Collection entries
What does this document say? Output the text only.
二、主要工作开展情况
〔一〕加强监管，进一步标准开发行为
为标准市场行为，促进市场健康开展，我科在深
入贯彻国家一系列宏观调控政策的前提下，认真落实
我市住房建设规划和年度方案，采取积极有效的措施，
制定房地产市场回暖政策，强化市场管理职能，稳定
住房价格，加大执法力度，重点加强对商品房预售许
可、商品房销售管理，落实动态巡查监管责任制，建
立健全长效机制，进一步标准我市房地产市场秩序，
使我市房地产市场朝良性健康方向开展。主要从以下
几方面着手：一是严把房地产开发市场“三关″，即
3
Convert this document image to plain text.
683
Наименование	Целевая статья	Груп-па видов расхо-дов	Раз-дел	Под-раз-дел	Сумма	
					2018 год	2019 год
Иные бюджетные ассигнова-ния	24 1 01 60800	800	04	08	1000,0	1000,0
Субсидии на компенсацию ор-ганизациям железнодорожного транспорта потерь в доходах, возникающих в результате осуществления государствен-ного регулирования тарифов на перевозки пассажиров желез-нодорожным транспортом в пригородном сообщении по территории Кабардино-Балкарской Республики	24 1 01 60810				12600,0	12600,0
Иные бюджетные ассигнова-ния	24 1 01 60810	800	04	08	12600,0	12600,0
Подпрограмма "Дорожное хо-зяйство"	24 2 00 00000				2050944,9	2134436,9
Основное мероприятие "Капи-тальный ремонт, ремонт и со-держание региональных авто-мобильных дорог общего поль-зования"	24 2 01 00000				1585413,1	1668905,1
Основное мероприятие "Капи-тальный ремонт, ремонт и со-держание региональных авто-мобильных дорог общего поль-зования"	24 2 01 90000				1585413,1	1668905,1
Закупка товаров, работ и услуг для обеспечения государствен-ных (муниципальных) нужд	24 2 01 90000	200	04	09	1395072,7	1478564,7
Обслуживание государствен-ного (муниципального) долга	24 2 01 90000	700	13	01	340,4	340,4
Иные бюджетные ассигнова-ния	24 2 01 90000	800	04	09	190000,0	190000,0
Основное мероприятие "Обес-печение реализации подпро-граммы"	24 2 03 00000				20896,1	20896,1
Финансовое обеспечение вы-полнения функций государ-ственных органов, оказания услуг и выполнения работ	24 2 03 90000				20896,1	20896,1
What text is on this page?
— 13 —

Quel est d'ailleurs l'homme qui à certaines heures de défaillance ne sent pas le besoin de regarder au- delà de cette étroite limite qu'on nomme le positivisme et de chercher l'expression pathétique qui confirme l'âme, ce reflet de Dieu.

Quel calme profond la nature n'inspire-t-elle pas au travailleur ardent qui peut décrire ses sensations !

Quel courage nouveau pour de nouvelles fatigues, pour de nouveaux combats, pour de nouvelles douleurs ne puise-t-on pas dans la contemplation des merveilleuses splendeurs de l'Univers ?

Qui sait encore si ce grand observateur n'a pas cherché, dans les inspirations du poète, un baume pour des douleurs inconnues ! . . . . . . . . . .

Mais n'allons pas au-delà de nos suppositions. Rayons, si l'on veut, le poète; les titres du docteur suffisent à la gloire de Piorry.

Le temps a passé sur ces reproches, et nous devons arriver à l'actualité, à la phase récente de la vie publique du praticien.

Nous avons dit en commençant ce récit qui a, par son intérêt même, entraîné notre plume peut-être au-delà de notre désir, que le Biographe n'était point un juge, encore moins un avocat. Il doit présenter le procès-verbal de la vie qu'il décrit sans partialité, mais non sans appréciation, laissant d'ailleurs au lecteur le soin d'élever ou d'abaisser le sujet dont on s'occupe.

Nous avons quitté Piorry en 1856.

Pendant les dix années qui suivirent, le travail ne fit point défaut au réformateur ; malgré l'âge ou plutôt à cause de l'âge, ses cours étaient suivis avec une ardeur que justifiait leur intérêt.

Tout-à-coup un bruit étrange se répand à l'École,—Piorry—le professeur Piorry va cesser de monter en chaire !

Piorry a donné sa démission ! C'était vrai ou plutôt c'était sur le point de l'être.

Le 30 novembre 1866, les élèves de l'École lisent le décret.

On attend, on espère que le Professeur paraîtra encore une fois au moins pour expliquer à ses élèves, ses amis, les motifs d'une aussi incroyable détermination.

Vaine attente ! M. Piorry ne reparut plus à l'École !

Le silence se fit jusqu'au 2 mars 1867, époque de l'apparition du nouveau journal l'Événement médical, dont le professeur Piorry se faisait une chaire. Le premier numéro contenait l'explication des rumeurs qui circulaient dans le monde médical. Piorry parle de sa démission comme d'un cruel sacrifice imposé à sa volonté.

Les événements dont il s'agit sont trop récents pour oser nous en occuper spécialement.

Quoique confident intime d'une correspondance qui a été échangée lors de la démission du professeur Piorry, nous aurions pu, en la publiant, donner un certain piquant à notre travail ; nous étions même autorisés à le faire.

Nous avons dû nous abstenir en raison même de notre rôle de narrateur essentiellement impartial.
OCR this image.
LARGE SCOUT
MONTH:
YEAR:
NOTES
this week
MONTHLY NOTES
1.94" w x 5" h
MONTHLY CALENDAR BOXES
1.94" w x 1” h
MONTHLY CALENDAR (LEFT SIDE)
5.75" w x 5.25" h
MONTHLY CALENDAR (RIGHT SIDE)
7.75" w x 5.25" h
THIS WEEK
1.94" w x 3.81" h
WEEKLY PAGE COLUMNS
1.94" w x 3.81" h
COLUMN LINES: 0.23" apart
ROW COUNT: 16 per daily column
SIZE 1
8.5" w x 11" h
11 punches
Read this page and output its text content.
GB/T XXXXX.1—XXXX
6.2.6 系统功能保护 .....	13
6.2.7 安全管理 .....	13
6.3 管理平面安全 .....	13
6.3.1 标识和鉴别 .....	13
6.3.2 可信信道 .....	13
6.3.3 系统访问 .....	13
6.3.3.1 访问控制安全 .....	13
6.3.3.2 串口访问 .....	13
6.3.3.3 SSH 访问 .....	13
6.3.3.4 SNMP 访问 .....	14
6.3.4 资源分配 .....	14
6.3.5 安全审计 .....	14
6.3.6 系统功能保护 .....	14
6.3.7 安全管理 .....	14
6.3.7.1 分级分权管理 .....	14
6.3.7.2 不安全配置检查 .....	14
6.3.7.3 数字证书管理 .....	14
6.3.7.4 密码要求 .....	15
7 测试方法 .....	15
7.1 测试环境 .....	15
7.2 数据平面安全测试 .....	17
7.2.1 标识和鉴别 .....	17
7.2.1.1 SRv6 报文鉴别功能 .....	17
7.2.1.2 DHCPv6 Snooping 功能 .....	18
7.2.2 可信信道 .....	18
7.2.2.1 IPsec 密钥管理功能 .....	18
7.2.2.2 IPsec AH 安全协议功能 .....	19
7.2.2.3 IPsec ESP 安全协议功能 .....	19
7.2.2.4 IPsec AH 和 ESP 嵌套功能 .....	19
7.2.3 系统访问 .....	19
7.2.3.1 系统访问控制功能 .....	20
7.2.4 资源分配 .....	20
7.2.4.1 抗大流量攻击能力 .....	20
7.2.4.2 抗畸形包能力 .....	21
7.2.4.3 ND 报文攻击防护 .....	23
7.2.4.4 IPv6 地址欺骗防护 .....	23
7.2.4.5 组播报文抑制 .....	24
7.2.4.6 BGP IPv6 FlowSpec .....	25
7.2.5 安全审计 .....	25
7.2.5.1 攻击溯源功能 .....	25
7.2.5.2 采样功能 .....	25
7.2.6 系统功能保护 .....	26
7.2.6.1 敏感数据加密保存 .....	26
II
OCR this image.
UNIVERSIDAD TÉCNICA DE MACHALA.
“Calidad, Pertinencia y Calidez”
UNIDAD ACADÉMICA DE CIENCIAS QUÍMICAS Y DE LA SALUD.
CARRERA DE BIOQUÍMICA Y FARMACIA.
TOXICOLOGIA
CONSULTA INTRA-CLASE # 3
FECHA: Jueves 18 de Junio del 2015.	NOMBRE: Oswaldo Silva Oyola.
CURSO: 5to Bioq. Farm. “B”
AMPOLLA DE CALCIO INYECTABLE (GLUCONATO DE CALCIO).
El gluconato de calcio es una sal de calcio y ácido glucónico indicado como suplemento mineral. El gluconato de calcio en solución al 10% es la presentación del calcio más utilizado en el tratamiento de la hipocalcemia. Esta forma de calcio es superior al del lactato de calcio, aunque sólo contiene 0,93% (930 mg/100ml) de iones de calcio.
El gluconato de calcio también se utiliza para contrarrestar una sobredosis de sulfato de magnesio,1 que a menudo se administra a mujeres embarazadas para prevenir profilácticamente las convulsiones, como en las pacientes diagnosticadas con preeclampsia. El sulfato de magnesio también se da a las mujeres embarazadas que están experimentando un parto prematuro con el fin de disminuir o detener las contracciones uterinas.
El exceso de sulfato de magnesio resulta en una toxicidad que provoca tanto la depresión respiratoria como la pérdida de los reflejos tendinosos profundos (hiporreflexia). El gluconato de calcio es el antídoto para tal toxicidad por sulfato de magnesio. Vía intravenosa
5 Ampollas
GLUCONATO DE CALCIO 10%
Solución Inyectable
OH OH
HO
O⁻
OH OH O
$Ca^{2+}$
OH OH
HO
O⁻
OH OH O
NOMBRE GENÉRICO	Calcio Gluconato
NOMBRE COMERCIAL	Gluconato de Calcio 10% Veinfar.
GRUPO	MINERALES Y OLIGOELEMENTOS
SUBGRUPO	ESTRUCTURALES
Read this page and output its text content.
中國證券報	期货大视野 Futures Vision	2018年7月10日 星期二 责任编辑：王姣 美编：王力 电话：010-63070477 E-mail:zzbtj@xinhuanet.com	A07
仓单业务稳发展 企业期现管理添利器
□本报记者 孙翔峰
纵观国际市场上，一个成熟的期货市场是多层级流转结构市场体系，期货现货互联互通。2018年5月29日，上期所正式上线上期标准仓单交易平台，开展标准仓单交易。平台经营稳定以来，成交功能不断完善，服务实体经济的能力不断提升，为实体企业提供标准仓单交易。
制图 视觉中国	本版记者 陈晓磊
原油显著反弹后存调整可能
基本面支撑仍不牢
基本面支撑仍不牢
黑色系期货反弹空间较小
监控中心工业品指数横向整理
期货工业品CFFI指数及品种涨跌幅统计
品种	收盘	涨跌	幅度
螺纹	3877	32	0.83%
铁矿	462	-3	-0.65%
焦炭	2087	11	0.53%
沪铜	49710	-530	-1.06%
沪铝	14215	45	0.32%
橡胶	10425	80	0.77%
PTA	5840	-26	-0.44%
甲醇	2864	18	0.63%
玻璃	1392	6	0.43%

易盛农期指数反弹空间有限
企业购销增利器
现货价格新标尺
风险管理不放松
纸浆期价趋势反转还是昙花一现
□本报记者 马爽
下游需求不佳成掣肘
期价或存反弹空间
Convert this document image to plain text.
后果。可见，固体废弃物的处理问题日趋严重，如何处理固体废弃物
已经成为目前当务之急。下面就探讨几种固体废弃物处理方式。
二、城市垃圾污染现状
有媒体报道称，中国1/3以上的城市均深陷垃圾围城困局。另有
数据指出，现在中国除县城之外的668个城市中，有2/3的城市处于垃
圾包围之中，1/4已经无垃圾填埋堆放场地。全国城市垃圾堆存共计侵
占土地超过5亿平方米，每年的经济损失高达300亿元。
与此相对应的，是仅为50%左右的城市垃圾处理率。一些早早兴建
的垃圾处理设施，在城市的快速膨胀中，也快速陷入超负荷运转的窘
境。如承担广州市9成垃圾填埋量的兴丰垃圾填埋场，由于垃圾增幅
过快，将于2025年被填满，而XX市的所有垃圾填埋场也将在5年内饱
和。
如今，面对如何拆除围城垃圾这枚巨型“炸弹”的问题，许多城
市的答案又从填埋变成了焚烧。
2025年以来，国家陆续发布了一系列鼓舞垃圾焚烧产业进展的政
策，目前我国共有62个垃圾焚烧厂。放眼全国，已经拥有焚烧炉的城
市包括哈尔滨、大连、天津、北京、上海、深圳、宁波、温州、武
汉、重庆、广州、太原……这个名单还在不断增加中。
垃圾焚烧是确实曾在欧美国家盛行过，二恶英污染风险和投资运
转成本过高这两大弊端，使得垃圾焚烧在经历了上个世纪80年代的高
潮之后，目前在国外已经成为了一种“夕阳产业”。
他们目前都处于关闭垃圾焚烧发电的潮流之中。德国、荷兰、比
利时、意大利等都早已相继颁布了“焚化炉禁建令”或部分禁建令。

## Request
Report how many lines of the listing hold the word "авто", with nothing but the number.

## Output of the task
2